Task instructions: Copy out everything in the Accumulo read-performance thread from "Thanks for responding." down to "the node id..", word for word.

You are viewing a plain text version of this content. The canonical link for it is here.
Posted to user@accumulo.apache.org by Michael Orr <mi...@gmail.com> on 2013/11/06 15:19:09 UTC

Optimizing Accumulo for read performance

Hello,

I’m working on an application that needs fast read performance. I’ve been
conducting some experiments starting with a single (pseudo-distributed)
cluster with the intent of scaling out. However, prior to doing so, I
wanted to get a good gauge for how fast a single tablet server can read.

The application processes and stores graph data with the following schema:

for nodes:
N|NodeID                ID:NodeID       EIN:EdgeID              EOUT:EdgeID
            .. lots of other attributes

there can be multiple EIN and EOUT CFs for each node

for edges
E|EdgeID                ID:NodeID       VIN:VertexID
 EOUT:VertexID   .. lots of other attributes


Scans into the system can be for entire graph or a subset of nodes and
edges. We generally pull navigational information first, then other
attributes later if needed. I’ve spent some time looking into using
locality groups but was curious if there are recommendations on backend
properties that could be set to increase read time particularly if memory
and space were not a concern.

Thanks for your help!

Mike

Re: Optimizing Accumulo for read performance

Posted by Michael Orr <mi...@gmail.com>.
Thanks for responding.


The RKEYs  for nodes are N|<NodeID> and we have CF:CQs for each edge. We
maintain the edge attributes as separate RKEYs using E<EdgeID>.


I’m not sure what you mean by repeating the node id..


Mike


On Wed, Nov 6, 2013 at 9:58 AM, William Slacum <
wilhelm.von.cloud@accumulo.net> wrote:

> When you say schema, do you mean key schema? If so, why are you repeating
> the node id?
>
> Locality groups would help if you have larger swaths of data you wanted to
> group together and query discretely from other locality groups. For
> instance, I've seen key schemas where "in" and "out" edges are grouped
> together.
>
> At a system level, if you know some information about the distribution of
> the row values (in this case, it looks like node id and edge id), you can
> pre split the table by taking some samples out of that space. This would
> distribute the tablets arounds, making queries using the batch scanner
> faster by increasing the parallelism. This would also increase the number
> of input splits generated by the input format if you wanted to do batch
> processing on the entire graph.

Provided data:
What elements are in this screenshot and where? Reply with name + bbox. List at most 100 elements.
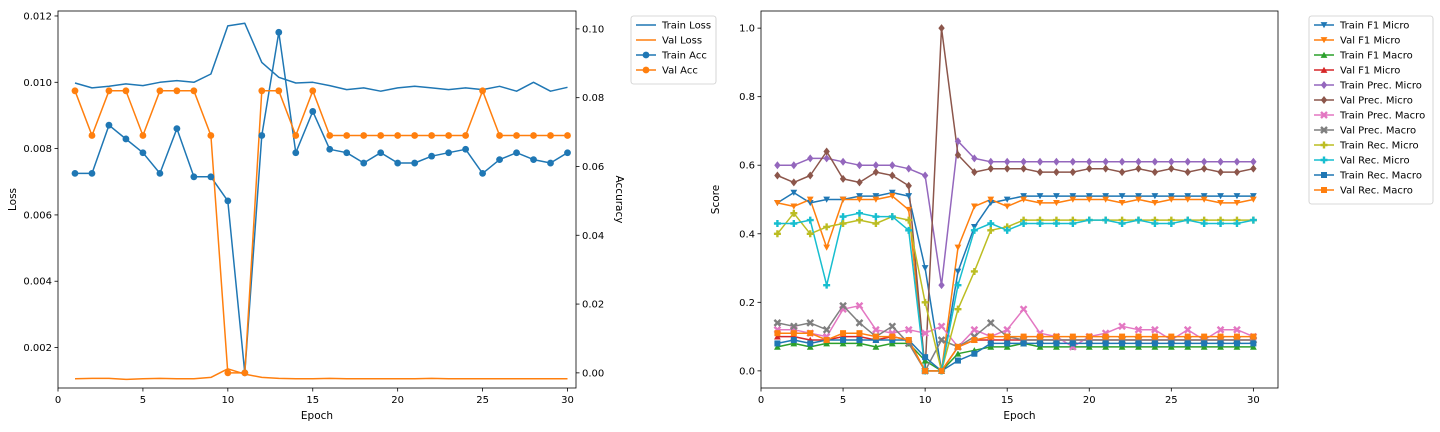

Answer to the problem:
Thanks for responding.


The RKEYs  for nodes are N|<NodeID> and we have CF:CQs for each edge. We
maintain the edge attributes as separate RKEYs using E<EdgeID>.


I’m not sure what you mean by repeating the node id..